Records supplied:
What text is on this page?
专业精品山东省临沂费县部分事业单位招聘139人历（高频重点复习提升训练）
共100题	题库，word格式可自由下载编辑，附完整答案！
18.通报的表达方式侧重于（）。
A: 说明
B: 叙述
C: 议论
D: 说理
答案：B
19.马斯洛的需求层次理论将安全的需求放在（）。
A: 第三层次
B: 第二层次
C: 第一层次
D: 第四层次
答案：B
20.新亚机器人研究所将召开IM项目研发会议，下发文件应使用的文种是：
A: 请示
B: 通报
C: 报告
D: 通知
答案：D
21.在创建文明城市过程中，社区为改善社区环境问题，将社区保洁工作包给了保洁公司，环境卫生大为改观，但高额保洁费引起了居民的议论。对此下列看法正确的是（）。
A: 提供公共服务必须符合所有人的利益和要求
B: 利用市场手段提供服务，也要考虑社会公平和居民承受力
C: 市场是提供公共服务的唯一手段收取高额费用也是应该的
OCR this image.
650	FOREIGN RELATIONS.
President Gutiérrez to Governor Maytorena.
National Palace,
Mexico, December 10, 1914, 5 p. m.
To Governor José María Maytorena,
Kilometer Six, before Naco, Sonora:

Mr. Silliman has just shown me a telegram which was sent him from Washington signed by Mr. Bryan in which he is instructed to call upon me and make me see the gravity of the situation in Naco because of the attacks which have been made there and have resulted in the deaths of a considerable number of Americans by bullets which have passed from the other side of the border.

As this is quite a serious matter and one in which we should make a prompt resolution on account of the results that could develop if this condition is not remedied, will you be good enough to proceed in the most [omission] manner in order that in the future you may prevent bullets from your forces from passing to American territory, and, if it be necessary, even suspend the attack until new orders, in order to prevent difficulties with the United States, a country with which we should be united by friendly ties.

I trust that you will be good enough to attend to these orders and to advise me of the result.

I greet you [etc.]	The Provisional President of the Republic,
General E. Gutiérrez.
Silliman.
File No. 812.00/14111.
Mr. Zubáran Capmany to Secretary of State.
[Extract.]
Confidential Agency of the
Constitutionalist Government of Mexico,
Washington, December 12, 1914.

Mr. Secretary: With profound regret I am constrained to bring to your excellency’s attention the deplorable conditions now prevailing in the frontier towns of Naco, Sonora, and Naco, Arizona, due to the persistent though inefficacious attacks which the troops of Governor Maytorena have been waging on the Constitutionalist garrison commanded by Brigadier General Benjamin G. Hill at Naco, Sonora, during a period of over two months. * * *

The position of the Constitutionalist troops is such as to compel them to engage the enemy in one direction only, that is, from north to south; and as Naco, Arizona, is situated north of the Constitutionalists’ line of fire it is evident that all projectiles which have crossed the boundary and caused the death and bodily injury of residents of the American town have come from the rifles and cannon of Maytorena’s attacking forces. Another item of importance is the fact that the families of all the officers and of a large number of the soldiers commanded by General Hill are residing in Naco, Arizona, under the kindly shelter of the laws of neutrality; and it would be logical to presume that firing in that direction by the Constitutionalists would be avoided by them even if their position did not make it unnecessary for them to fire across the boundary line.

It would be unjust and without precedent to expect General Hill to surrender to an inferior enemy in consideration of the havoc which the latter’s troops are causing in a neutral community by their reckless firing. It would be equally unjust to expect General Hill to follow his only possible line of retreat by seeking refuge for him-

Exercise aim: Extract each line from the listing above, please, and repeat it exactly.

Reply to the exercise:
What text is on this page?
专业精品山东省临沂费县部分事业单位招聘139人历（高频重点复习提升训练）
共100题	题库，word格式可自由下载编辑，附完整答案！
18.通报的表达方式侧重于（）。
A: 说明
B: 叙述
C: 议论
D: 说理
答案：B
19.马斯洛的需求层次理论将安全的需求放在（）。
A: 第三层次
B: 第二层次
C: 第一层次
D: 第四层次
答案：B
20.新亚机器人研究所将召开IM项目研发会议，下发文件应使用的文种是：
A: 请示
B: 通报
C: 报告
D: 通知
答案：D
21.在创建文明城市过程中，社区为改善社区环境问题，将社区保洁工作包给了保洁公司，环境卫生大为改观，但高额保洁费引起了居民的议论。对此下列看法正确的是（）。
A: 提供公共服务必须符合所有人的利益和要求
B: 利用市场手段提供服务，也要考虑社会公平和居民承受力
C: 市场是提供公共服务的唯一手段收取高额费用也是应该的
OCR this image.
650	FOREIGN RELATIONS.
President Gutiérrez to Governor Maytorena.
National Palace,
Mexico, December 10, 1914, 5 p. m.
To Governor José María Maytorena,
Kilometer Six, before Naco, Sonora:

Mr. Silliman has just shown me a telegram which was sent him from Washington signed by Mr. Bryan in which he is instructed to call upon me and make me see the gravity of the situation in Naco because of the attacks which have been made there and have resulted in the deaths of a considerable number of Americans by bullets which have passed from the other side of the border.

As this is quite a serious matter and one in which we should make a prompt resolution on account of the results that could develop if this condition is not remedied, will you be good enough to proceed in the most [omission] manner in order that in the future you may prevent bullets from your forces from passing to American territory, and, if it be necessary, even suspend the attack until new orders, in order to prevent difficulties with the United States, a country with which we should be united by friendly ties.

I trust that you will be good enough to attend to these orders and to advise me of the result.

I greet you [etc.]	The Provisional President of the Republic,
General E. Gutiérrez.
Silliman.
File No. 812.00/14111.
Mr. Zubáran Capmany to Secretary of State.
[Extract.]
Confidential Agency of the
Constitutionalist Government of Mexico,
Washington, December 12, 1914.

Mr. Secretary: With profound regret I am constrained to bring to your excellency’s attention the deplorable conditions now prevailing in the frontier towns of Naco, Sonora, and Naco, Arizona, due to the persistent though inefficacious attacks which the troops of Governor Maytorena have been waging on the Constitutionalist garrison commanded by Brigadier General Benjamin G. Hill at Naco, Sonora, during a period of over two months. * * *

The position of the Constitutionalist troops is such as to compel them to engage the enemy in one direction only, that is, from north to south; and as Naco, Arizona, is situated north of the Constitutionalists’ line of fire it is evident that all projectiles which have crossed the boundary and caused the death and bodily injury of residents of the American town have come from the rifles and cannon of Maytorena’s attacking forces. Another item of importance is the fact that the families of all the officers and of a large number of the soldiers commanded by General Hill are residing in Naco, Arizona, under the kindly shelter of the laws of neutrality; and it would be logical to presume that firing in that direction by the Constitutionalists would be avoided by them even if their position did not make it unnecessary for them to fire across the boundary line.

It would be unjust and without precedent to expect General Hill to surrender to an inferior enemy in consideration of the havoc which the latter’s troops are causing in a neutral community by their reckless firing. It would be equally unjust to expect General Hill to follow his only possible line of retreat by seeking refuge for him-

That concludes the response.